::: Dataset rows :::

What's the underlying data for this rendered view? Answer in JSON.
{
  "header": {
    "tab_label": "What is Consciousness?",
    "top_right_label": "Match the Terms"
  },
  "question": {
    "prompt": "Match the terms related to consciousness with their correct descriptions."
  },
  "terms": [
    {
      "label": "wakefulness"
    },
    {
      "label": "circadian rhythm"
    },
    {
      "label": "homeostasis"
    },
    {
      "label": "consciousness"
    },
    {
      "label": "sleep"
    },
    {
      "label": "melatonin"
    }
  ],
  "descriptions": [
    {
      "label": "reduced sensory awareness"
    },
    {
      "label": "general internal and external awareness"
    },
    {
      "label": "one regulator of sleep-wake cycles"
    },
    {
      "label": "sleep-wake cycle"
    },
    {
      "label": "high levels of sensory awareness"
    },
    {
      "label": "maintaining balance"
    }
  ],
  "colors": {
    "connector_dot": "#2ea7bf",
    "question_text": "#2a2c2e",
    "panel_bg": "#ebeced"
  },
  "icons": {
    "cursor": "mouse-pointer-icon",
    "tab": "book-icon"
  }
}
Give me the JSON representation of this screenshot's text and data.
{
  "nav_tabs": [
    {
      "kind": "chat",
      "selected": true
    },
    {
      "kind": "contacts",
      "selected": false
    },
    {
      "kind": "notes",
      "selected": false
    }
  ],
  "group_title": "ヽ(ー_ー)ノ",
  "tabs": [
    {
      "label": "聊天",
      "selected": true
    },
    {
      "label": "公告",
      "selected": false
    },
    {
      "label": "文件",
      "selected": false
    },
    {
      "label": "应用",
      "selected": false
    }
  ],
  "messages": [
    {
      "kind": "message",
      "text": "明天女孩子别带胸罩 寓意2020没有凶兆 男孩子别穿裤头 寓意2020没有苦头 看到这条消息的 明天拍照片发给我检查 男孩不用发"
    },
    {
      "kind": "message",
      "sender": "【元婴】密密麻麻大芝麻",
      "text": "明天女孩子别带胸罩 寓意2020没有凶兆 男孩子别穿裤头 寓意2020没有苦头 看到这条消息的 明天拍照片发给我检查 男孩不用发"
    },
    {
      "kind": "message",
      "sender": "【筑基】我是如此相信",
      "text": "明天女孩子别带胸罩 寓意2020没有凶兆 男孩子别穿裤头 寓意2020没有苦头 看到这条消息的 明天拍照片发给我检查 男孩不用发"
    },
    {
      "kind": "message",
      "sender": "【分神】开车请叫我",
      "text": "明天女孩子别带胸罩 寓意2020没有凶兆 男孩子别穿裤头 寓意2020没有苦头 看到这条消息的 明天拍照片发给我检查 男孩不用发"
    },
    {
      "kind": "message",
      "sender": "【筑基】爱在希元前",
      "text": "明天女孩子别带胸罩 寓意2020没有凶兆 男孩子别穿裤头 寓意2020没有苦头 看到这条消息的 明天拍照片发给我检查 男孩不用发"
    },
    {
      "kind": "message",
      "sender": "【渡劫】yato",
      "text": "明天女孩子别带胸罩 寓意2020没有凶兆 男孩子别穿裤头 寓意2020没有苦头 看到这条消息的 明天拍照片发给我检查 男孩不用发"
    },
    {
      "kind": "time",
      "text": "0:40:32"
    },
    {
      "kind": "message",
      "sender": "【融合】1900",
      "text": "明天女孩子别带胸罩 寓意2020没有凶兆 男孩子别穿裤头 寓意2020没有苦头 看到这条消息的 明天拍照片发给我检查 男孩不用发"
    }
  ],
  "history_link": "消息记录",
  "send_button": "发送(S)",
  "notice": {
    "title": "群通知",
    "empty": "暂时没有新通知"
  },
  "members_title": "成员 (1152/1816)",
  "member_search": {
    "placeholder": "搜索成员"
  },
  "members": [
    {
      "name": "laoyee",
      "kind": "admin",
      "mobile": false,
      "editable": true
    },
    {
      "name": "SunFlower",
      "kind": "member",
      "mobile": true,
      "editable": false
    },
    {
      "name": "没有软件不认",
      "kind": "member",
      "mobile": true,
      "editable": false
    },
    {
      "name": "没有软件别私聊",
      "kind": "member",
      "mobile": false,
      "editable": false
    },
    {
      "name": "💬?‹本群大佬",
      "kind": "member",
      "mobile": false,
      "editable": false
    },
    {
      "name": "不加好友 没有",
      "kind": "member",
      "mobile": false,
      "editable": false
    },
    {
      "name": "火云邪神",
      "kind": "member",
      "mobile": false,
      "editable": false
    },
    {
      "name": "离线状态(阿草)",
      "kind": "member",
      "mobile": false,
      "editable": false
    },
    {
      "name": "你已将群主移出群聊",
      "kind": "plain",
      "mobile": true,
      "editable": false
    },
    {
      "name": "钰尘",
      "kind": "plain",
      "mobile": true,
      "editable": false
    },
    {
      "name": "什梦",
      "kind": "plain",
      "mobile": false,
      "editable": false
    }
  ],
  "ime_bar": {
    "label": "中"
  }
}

:::

What to produce:
Every line of the data above should be copied exactly.

Response:
What's the underlying data for this rendered view? Answer in JSON.
{
  "header": {
    "tab_label": "What is Consciousness?",
    "top_right_label": "Match the Terms"
  },
  "question": {
    "prompt": "Match the terms related to consciousness with their correct descriptions."
  },
  "terms": [
    {
      "label": "wakefulness"
    },
    {
      "label": "circadian rhythm"
    },
    {
      "label": "homeostasis"
    },
    {
      "label": "consciousness"
    },
    {
      "label": "sleep"
    },
    {
      "label": "melatonin"
    }
  ],
  "descriptions": [
    {
      "label": "reduced sensory awareness"
    },
    {
      "label": "general internal and external awareness"
    },
    {
      "label": "one regulator of sleep-wake cycles"
    },
    {
      "label": "sleep-wake cycle"
    },
    {
      "label": "high levels of sensory awareness"
    },
    {
      "label": "maintaining balance"
    }
  ],
  "colors": {
    "connector_dot": "#2ea7bf",
    "question_text": "#2a2c2e",
    "panel_bg": "#ebeced"
  },
  "icons": {
    "cursor": "mouse-pointer-icon",
    "tab": "book-icon"
  }
}
Give me the JSON representation of this screenshot's text and data.
{
  "nav_tabs": [
    {
      "kind": "chat",
      "selected": true
    },
    {
      "kind": "contacts",
      "selected": false
    },
    {
      "kind": "notes",
      "selected": false
    }
  ],
  "group_title": "ヽ(ー_ー)ノ",
  "tabs": [
    {
      "label": "聊天",
      "selected": true
    },
    {
      "label": "公告",
      "selected": false
    },
    {
      "label": "文件",
      "selected": false
    },
    {
      "label": "应用",
      "selected": false
    }
  ],
  "messages": [
    {
      "kind": "message",
      "text": "明天女孩子别带胸罩 寓意2020没有凶兆 男孩子别穿裤头 寓意2020没有苦头 看到这条消息的 明天拍照片发给我检查 男孩不用发"
    },
    {
      "kind": "message",
      "sender": "【元婴】密密麻麻大芝麻",
      "text": "明天女孩子别带胸罩 寓意2020没有凶兆 男孩子别穿裤头 寓意2020没有苦头 看到这条消息的 明天拍照片发给我检查 男孩不用发"
    },
    {
      "kind": "message",
      "sender": "【筑基】我是如此相信",
      "text": "明天女孩子别带胸罩 寓意2020没有凶兆 男孩子别穿裤头 寓意2020没有苦头 看到这条消息的 明天拍照片发给我检查 男孩不用发"
    },
    {
      "kind": "message",
      "sender": "【分神】开车请叫我",
      "text": "明天女孩子别带胸罩 寓意2020没有凶兆 男孩子别穿裤头 寓意2020没有苦头 看到这条消息的 明天拍照片发给我检查 男孩不用发"
    },
    {
      "kind": "message",
      "sender": "【筑基】爱在希元前",
      "text": "明天女孩子别带胸罩 寓意2020没有凶兆 男孩子别穿裤头 寓意2020没有苦头 看到这条消息的 明天拍照片发给我检查 男孩不用发"
    },
    {
      "kind": "message",
      "sender": "【渡劫】yato",
      "text": "明天女孩子别带胸罩 寓意2020没有凶兆 男孩子别穿裤头 寓意2020没有苦头 看到这条消息的 明天拍照片发给我检查 男孩不用发"
    },
    {
      "kind": "time",
      "text": "0:40:32"
    },
    {
      "kind": "message",
      "sender": "【融合】1900",
      "text": "明天女孩子别带胸罩 寓意2020没有凶兆 男孩子别穿裤头 寓意2020没有苦头 看到这条消息的 明天拍照片发给我检查 男孩不用发"
    }
  ],
  "history_link": "消息记录",
  "send_button": "发送(S)",
  "notice": {
    "title": "群通知",
    "empty": "暂时没有新通知"
  },
  "members_title": "成员 (1152/1816)",
  "member_search": {
    "placeholder": "搜索成员"
  },
  "members": [
    {
      "name": "laoyee",
      "kind": "admin",
      "mobile": false,
      "editable": true
    },
    {
      "name": "SunFlower",
      "kind": "member",
      "mobile": true,
      "editable": false
    },
    {
      "name": "没有软件不认",
      "kind": "member",
      "mobile": true,
      "editable": false
    },
    {
      "name": "没有软件别私聊",
      "kind": "member",
      "mobile": false,
      "editable": false
    },
    {
      "name": "💬?‹本群大佬",
      "kind": "member",
      "mobile": false,
      "editable": false
    },
    {
      "name": "不加好友 没有",
      "kind": "member",
      "mobile": false,
      "editable": false
    },
    {
      "name": "火云邪神",
      "kind": "member",
      "mobile": false,
      "editable": false
    },
    {
      "name": "离线状态(阿草)",
      "kind": "member",
      "mobile": false,
      "editable": false
    },
    {
      "name": "你已将群主移出群聊",
      "kind": "plain",
      "mobile": true,
      "editable": false
    },
    {
      "name": "钰尘",
      "kind": "plain",
      "mobile": true,
      "editable": false
    },
    {
      "name": "什梦",
      "kind": "plain",
      "mobile": false,
      "editable": false
    }
  ],
  "ime_bar": {
    "label": "中"
  }
}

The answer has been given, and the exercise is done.